Find the string "tanya" in the data, then copy every line where it is found.
────────────────────────────────────────
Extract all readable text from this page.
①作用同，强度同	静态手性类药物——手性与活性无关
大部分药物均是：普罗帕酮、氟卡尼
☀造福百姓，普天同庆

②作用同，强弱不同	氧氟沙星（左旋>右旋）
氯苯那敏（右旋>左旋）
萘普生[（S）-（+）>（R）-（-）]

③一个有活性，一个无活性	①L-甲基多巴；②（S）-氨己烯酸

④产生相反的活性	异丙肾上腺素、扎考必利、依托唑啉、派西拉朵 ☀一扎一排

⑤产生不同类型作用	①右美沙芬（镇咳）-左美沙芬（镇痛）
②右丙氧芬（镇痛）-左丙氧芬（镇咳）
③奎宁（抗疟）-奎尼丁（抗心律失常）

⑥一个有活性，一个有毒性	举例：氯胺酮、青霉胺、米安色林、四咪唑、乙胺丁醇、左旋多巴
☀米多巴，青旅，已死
────────────────────────────────────────
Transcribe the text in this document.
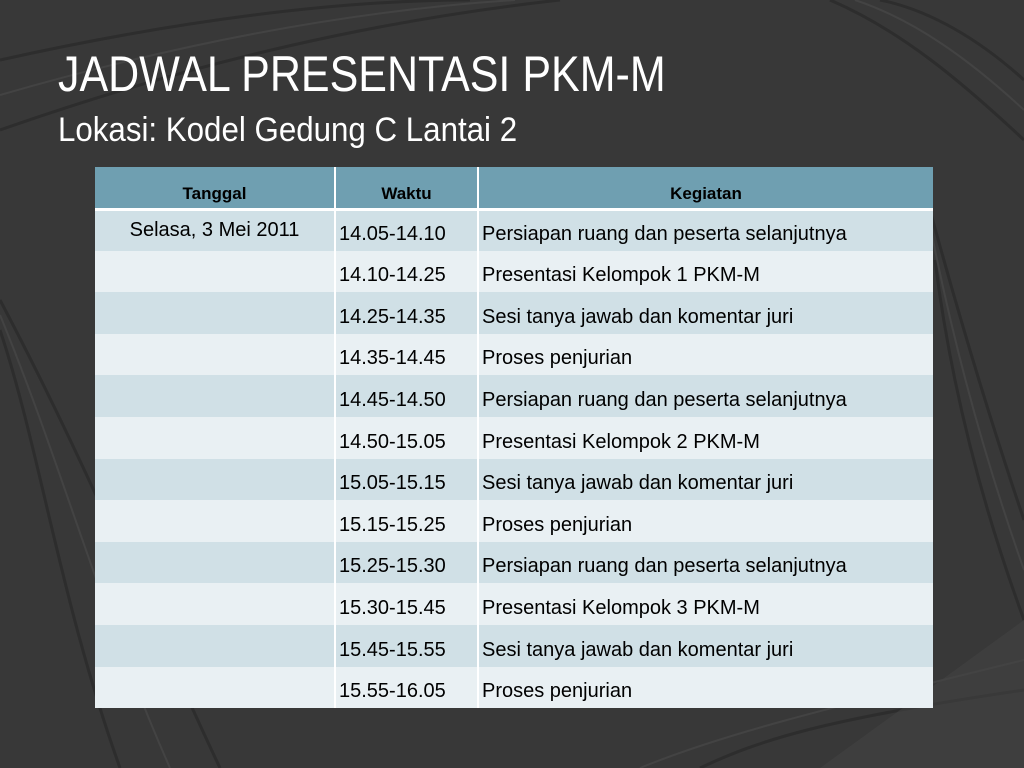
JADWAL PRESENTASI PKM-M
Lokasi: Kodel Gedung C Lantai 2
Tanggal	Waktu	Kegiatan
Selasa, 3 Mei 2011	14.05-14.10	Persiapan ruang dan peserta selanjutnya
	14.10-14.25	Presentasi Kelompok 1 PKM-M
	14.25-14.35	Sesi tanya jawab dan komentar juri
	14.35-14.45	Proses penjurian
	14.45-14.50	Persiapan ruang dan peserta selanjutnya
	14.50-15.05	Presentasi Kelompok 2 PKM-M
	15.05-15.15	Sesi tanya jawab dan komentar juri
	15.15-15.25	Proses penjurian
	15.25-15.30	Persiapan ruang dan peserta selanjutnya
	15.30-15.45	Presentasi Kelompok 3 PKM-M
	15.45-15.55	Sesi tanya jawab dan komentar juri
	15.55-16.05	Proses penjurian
────────────────────────────────────────
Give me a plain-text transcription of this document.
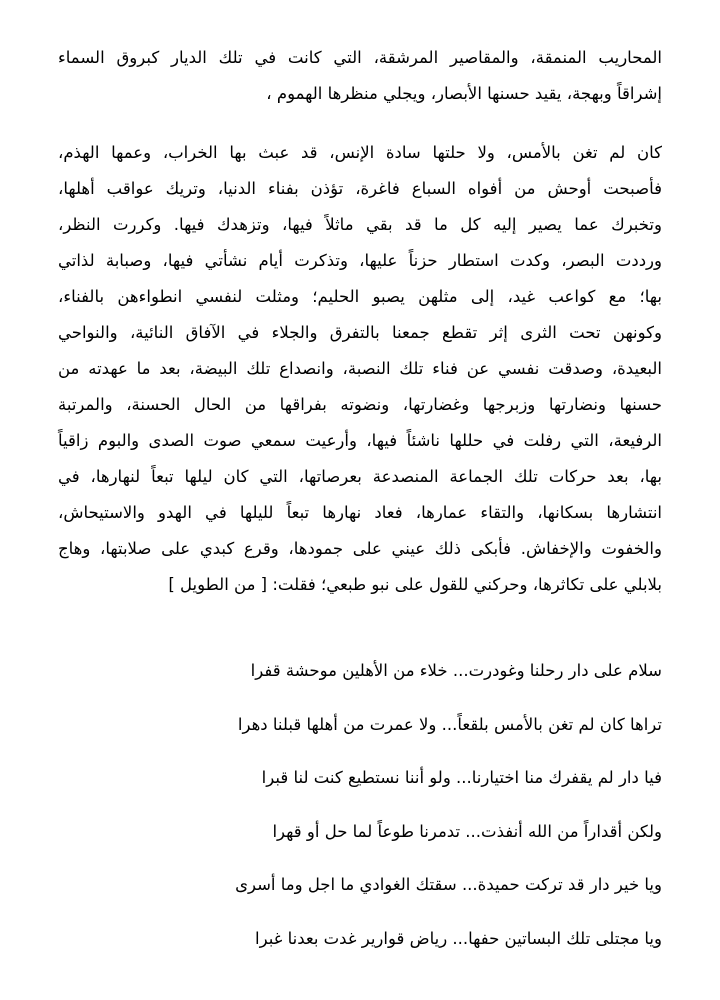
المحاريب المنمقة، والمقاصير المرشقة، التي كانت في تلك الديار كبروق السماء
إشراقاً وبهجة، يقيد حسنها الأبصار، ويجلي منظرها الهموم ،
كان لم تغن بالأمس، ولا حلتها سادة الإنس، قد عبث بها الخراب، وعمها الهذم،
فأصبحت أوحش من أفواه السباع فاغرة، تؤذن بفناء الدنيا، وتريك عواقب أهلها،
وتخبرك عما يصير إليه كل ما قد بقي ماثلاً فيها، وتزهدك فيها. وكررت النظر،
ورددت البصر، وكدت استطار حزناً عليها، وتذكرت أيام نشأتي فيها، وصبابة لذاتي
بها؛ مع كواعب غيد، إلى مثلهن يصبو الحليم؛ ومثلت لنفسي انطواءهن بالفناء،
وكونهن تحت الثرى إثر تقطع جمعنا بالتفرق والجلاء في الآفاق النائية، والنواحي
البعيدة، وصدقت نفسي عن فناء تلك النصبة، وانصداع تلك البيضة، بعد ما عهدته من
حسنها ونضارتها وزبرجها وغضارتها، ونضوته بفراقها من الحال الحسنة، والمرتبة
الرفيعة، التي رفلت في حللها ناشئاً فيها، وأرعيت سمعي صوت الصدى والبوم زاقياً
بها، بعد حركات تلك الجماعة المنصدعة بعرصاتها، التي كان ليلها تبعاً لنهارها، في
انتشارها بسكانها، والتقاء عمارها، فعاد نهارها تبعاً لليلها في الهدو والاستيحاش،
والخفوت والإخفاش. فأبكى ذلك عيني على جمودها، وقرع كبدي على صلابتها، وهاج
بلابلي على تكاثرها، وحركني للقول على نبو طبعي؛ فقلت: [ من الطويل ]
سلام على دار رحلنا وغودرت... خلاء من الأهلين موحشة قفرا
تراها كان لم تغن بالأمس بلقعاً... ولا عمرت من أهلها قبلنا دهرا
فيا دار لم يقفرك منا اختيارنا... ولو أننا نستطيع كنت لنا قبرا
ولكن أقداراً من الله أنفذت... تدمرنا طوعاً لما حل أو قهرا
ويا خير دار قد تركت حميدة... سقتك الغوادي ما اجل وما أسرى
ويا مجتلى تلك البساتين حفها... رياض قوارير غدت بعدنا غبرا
────────────────────────────────────────
## TASK ANSWER
	14.25-14.35	Sesi tanya jawab dan komentar juri
	15.05-15.15	Sesi tanya jawab dan komentar juri
	15.45-15.55	Sesi tanya jawab dan komentar juri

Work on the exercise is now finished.